▸ **Given instruction**
List all the lines in these records that hold "الجلالة".

▸ **Supplied material**
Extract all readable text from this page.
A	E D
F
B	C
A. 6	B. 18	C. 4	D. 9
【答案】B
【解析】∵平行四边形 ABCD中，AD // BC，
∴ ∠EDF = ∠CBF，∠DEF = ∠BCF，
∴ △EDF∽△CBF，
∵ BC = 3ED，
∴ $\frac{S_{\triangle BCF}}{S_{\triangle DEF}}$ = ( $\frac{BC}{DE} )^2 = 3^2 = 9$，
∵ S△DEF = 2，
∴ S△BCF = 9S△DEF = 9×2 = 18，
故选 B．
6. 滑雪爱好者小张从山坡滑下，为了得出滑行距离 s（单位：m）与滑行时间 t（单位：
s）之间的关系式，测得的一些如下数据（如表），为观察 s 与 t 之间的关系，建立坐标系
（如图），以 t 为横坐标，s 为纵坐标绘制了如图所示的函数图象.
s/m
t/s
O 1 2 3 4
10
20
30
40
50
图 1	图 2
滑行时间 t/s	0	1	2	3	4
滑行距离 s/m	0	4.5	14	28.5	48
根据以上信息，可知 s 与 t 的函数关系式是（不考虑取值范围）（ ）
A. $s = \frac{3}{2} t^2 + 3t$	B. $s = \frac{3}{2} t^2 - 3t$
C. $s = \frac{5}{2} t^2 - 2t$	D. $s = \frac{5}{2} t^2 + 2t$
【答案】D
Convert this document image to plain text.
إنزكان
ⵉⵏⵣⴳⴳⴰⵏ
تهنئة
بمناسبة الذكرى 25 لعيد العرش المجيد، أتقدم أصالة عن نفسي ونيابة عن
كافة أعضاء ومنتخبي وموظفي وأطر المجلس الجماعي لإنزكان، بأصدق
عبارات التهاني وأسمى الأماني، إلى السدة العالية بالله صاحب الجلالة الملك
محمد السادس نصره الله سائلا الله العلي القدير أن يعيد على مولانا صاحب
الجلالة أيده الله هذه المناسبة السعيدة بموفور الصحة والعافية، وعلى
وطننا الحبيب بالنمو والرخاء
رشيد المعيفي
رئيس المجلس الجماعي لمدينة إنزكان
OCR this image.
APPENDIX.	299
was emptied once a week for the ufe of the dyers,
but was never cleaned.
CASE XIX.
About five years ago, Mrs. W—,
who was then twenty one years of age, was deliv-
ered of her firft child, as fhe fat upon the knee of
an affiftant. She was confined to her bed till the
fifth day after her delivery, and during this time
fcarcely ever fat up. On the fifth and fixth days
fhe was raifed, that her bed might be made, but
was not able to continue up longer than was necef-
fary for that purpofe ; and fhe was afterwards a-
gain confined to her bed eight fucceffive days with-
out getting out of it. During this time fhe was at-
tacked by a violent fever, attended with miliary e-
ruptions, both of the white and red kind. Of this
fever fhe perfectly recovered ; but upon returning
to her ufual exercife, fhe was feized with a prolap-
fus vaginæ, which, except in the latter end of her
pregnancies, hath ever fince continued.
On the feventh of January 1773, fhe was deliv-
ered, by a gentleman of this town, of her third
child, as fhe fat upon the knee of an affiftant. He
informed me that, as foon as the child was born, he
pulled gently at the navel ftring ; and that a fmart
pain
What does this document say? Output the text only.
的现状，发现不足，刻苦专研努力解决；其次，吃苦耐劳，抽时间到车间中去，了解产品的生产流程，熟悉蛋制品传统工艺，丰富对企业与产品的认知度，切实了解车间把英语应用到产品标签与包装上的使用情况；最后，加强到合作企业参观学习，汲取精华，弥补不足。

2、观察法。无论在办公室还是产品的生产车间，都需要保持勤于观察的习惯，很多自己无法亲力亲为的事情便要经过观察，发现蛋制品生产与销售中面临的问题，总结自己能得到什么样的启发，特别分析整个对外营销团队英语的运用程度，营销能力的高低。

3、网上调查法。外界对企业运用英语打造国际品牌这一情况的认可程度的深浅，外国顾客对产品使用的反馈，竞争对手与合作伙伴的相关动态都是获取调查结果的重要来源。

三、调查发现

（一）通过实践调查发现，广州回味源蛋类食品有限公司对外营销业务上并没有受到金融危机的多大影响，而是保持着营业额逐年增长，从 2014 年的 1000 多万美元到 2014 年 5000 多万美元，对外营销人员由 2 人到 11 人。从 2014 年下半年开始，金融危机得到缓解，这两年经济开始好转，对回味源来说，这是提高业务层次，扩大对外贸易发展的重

▸ **Correct result**
عبارات التهاني وأسمى الأماني، إلى السدة العالية بالله صاحب الجلالة الملك
الجلالة أيده الله هذه المناسبة السعيدة بموفور الصحة والعافية، وعلى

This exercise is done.